Set exercise: What number of lines hold the word "UNIT"? State that number and nothing besides.

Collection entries

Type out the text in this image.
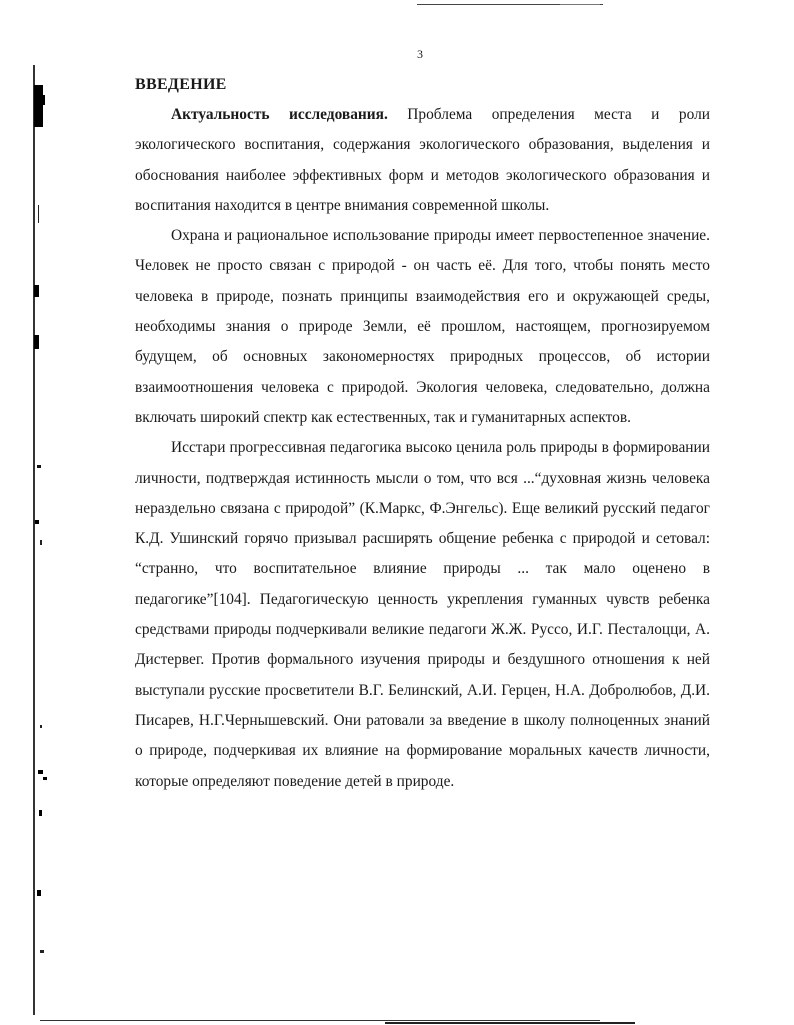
3
ВВЕДЕНИЕ

Актуальность исследования. Проблема определения места и роли экологического воспитания, содержания экологического образования, выделения и обоснования наиболее эффективных форм и методов экологического образования и воспитания находится в центре внимания современной школы.

Охрана и рациональное использование природы имеет первостепенное значение. Человек не просто связан с природой - он часть её. Для того, чтобы понять место человека в природе, познать принципы взаимодействия его и окружающей среды, необходимы знания о природе Земли, её прошлом, настоящем, прогнозируемом будущем, об основных закономерностях природных процессов, об истории взаимоотношения человека с природой. Экология человека, следовательно, должна включать широкий спектр как естественных, так и гуманитарных аспектов.

Исстари прогрессивная педагогика высоко ценила роль природы в формировании личности, подтверждая истинность мысли о том, что вся ...“духовная жизнь человека нераздельно связана с природой” (К.Маркс, Ф.Энгельс). Еще великий русский педагог К.Д. Ушинский горячо призывал расширять общение ребенка с природой и сетовал: “странно, что воспитательное влияние природы ... так мало оценено в педагогике”[104]. Педагогическую ценность укрепления гуманных чувств ребенка средствами природы подчеркивали великие педагоги Ж.Ж. Руссо, И.Г. Песталоцци, А. Дистервег. Против формального изучения природы и бездушного отношения к ней выступали русские просветители В.Г. Белинский, А.И. Герцен, Н.А. Добролюбов, Д.И. Писарев, Н.Г.Чернышевский. Они ратовали за введение в школу полноценных знаний о природе, подчеркивая их влияние на формирование моральных качеств личности, которые определяют поведение детей в природе.
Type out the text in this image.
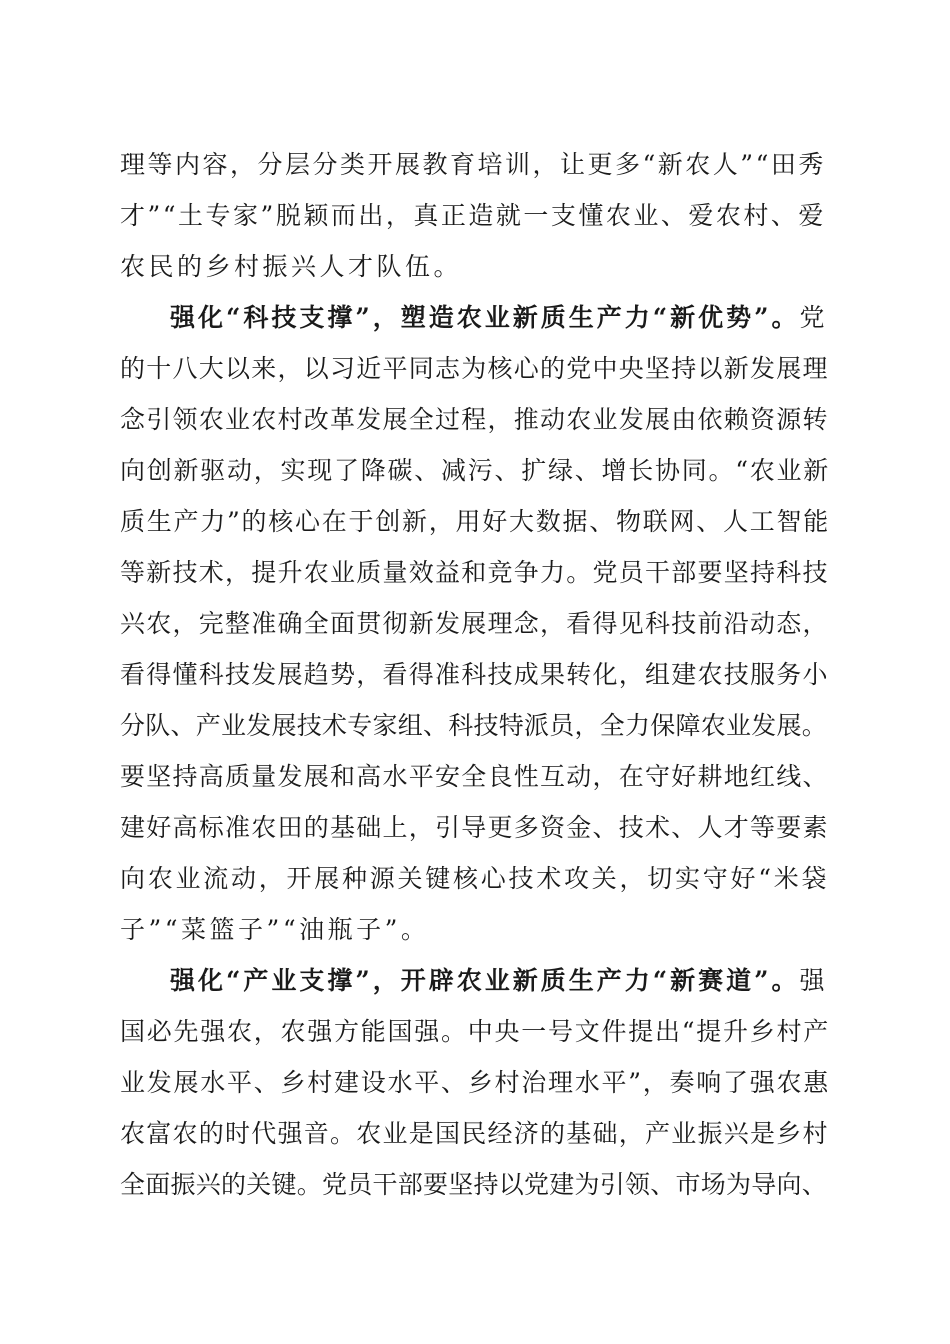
理等内容，分层分类开展教育培训，让更多“新农人”“田秀
才”“土专家”脱颖而出，真正造就一支懂农业、爱农村、爱
农民的乡村振兴人才队伍。
强化“科技支撑”，塑造农业新质生产力“新优势”。党
的十八大以来，以习近平同志为核心的党中央坚持以新发展理
念引领农业农村改革发展全过程，推动农业发展由依赖资源转
向创新驱动，实现了降碳、减污、扩绿、增长协同。“农业新
质生产力”的核心在于创新，用好大数据、物联网、人工智能
等新技术，提升农业质量效益和竞争力。党员干部要坚持科技
兴农，完整准确全面贯彻新发展理念，看得见科技前沿动态，
看得懂科技发展趋势，看得准科技成果转化，组建农技服务小
分队、产业发展技术专家组、科技特派员，全力保障农业发展。
要坚持高质量发展和高水平安全良性互动，在守好耕地红线、
建好高标准农田的基础上，引导更多资金、技术、人才等要素
向农业流动，开展种源关键核心技术攻关，切实守好“米袋
子”“菜篮子”“油瓶子”。
强化“产业支撑”，开辟农业新质生产力“新赛道”。强
国必先强农，农强方能国强。中央一号文件提出“提升乡村产
业发展水平、乡村建设水平、乡村治理水平”，奏响了强农惠
农富农的时代强音。农业是国民经济的基础，产业振兴是乡村
全面振兴的关键。党员干部要坚持以党建为引领、市场为导向、
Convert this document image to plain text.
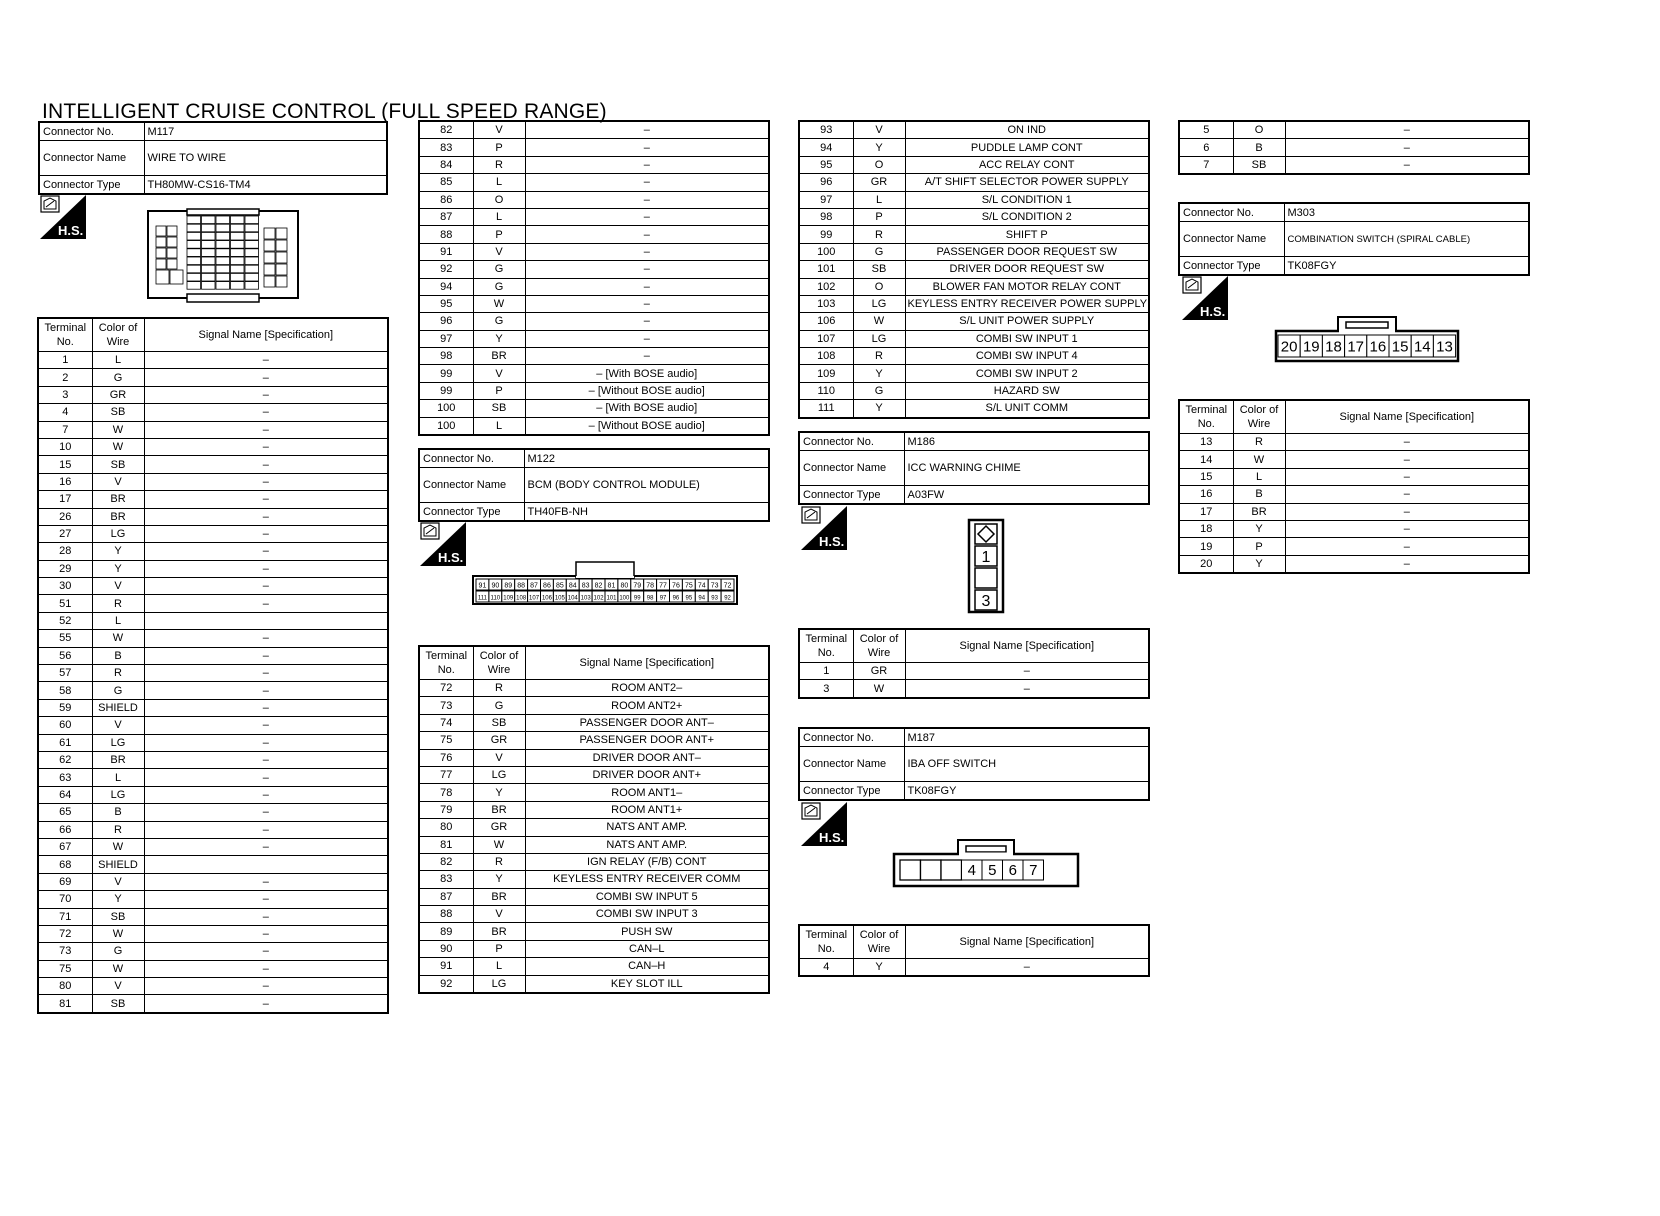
INTELLIGENT CRUISE CONTROL (FULL SPEED RANGE)
Connector No.	M117
Connector Name	WIRE TO WIRE
Connector Type	TH80MW-CS16-TM4
H.S.
Terminal No.	Color of Wire	Signal Name [Specification]
1	L	–
2	G	–
3	GR	–
4	SB	–
7	W	–
10	W	–
15	SB	–
16	V	–
17	BR	–
26	BR	–
27	LG	–
28	Y	–
29	Y	–
30	V	–
51	R	–
52	L	
55	W	–
56	B	–
57	R	–
58	G	–
59	SHIELD	–
60	V	–
61	LG	–
62	BR	–
63	L	–
64	LG	–
65	B	–
66	R	–
67	W	–
68	SHIELD	
69	V	–
70	Y	–
71	SB	–
72	W	–
73	G	–
75	W	–
80	V	–
81	SB	–
82	V	–
83	P	–
84	R	–
85	L	–
86	O	–
87	L	–
88	P	–
91	V	–
92	G	–
94	G	–
95	W	–
96	G	–
97	Y	–
98	BR	–
99	V	– [With BOSE audio]
99	P	– [Without BOSE audio]
100	SB	– [With BOSE audio]
100	L	– [Without BOSE audio]
Connector No.	M122
Connector Name	BCM (BODY CONTROL MODULE)
Connector Type	TH40FB-NH
H.S.
91 90 89 88 87 86 85 84 83 82 81 80 79 78 77 76 75 74 73 72
111 110 109 108 107 106 105 104 103 102 101 100 99 98 97 96 95 94 93 92
Terminal No.	Color of Wire	Signal Name [Specification]
72	R	ROOM ANT2–
73	G	ROOM ANT2+
74	SB	PASSENGER DOOR ANT–
75	GR	PASSENGER DOOR ANT+
76	V	DRIVER DOOR ANT–
77	LG	DRIVER DOOR ANT+
78	Y	ROOM ANT1–
79	BR	ROOM ANT1+
80	GR	NATS ANT AMP.
81	W	NATS ANT AMP.
82	R	IGN RELAY (F/B) CONT
83	Y	KEYLESS ENTRY RECEIVER COMM
87	BR	COMBI SW INPUT 5
88	V	COMBI SW INPUT 3
89	BR	PUSH SW
90	P	CAN–L
91	L	CAN–H
92	LG	KEY SLOT ILL
93	V	ON IND
94	Y	PUDDLE LAMP CONT
95	O	ACC RELAY CONT
96	GR	A/T SHIFT SELECTOR POWER SUPPLY
97	L	S/L CONDITION 1
98	P	S/L CONDITION 2
99	R	SHIFT P
100	G	PASSENGER DOOR REQUEST SW
101	SB	DRIVER DOOR REQUEST SW
102	O	BLOWER FAN MOTOR RELAY CONT
103	LG	KEYLESS ENTRY RECEIVER POWER SUPPLY
106	W	S/L UNIT POWER SUPPLY
107	LG	COMBI SW INPUT 1
108	R	COMBI SW INPUT 4
109	Y	COMBI SW INPUT 2
110	G	HAZARD SW
111	Y	S/L UNIT COMM
Connector No.	M186
Connector Name	ICC WARNING CHIME
Connector Type	A03FW
H.S.
1
3
Terminal No.	Color of Wire	Signal Name [Specification]
1	GR	–
3	W	–
Connector No.	M187
Connector Name	IBA OFF SWITCH
Connector Type	TK08FGY
H.S.
4 5 6 7
Terminal No.	Color of Wire	Signal Name [Specification]
4	Y	–
5	O	–
6	B	–
7	SB	–
Connector No.	M303
Connector Name	COMBINATION SWITCH (SPIRAL CABLE)
Connector Type	TK08FGY
H.S.
20 19 18 17 16 15 14 13
Terminal No.	Color of Wire	Signal Name [Specification]
13	R	–
14	W	–
15	L	–
16	B	–
17	BR	–
18	Y	–
19	P	–
20	Y	–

The answer: 2